__Task to carry out__. Reproduce each line of the listing exactly.

__Entries shown__.
--- BEGIN ---
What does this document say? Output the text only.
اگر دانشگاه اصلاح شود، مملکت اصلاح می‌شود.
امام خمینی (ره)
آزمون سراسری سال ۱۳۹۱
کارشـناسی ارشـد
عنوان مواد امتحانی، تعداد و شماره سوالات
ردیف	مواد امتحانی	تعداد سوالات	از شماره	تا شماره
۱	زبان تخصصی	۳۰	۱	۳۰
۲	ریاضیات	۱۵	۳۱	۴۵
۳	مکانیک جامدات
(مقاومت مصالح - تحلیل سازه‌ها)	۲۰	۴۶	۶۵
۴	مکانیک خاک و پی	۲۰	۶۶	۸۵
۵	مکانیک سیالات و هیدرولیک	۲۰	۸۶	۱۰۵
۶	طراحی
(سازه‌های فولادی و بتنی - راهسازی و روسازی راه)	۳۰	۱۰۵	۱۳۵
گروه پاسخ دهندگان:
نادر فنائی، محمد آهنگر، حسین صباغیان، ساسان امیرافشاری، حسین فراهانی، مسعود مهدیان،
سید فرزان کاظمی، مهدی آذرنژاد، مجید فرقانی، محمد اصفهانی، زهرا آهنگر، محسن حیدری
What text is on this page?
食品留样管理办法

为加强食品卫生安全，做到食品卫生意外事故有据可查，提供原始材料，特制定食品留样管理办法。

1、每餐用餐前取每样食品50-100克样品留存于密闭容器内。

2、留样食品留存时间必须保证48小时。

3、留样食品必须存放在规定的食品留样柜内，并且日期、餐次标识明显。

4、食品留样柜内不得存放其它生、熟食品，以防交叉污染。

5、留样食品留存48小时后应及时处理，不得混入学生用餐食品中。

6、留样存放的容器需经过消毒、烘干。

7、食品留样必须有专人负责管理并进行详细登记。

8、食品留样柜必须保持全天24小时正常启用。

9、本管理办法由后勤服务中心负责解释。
--- END ---
__Final answer__.
What does this document say? Output the text only.
اگر دانشگاه اصلاح شود، مملکت اصلاح می‌شود.
امام خمینی (ره)
آزمون سراسری سال ۱۳۹۱
کارشـناسی ارشـد
عنوان مواد امتحانی، تعداد و شماره سوالات
ردیف	مواد امتحانی	تعداد سوالات	از شماره	تا شماره
۱	زبان تخصصی	۳۰	۱	۳۰
۲	ریاضیات	۱۵	۳۱	۴۵
۳	مکانیک جامدات
(مقاومت مصالح - تحلیل سازه‌ها)	۲۰	۴۶	۶۵
۴	مکانیک خاک و پی	۲۰	۶۶	۸۵
۵	مکانیک سیالات و هیدرولیک	۲۰	۸۶	۱۰۵
۶	طراحی
(سازه‌های فولادی و بتنی - راهسازی و روسازی راه)	۳۰	۱۰۵	۱۳۵
گروه پاسخ دهندگان:
نادر فنائی، محمد آهنگر، حسین صباغیان، ساسان امیرافشاری، حسین فراهانی، مسعود مهدیان،
سید فرزان کاظمی، مهدی آذرنژاد، مجید فرقانی، محمد اصفهانی، زهرا آهنگر، محسن حیدری
What text is on this page?
食品留样管理办法

为加强食品卫生安全，做到食品卫生意外事故有据可查，提供原始材料，特制定食品留样管理办法。

1、每餐用餐前取每样食品50-100克样品留存于密闭容器内。

2、留样食品留存时间必须保证48小时。

3、留样食品必须存放在规定的食品留样柜内，并且日期、餐次标识明显。

4、食品留样柜内不得存放其它生、熟食品，以防交叉污染。

5、留样食品留存48小时后应及时处理，不得混入学生用餐食品中。

6、留样存放的容器需经过消毒、烘干。

7、食品留样必须有专人负责管理并进行详细登记。

8、食品留样柜必须保持全天24小时正常启用。

9、本管理办法由后勤服务中心负责解释。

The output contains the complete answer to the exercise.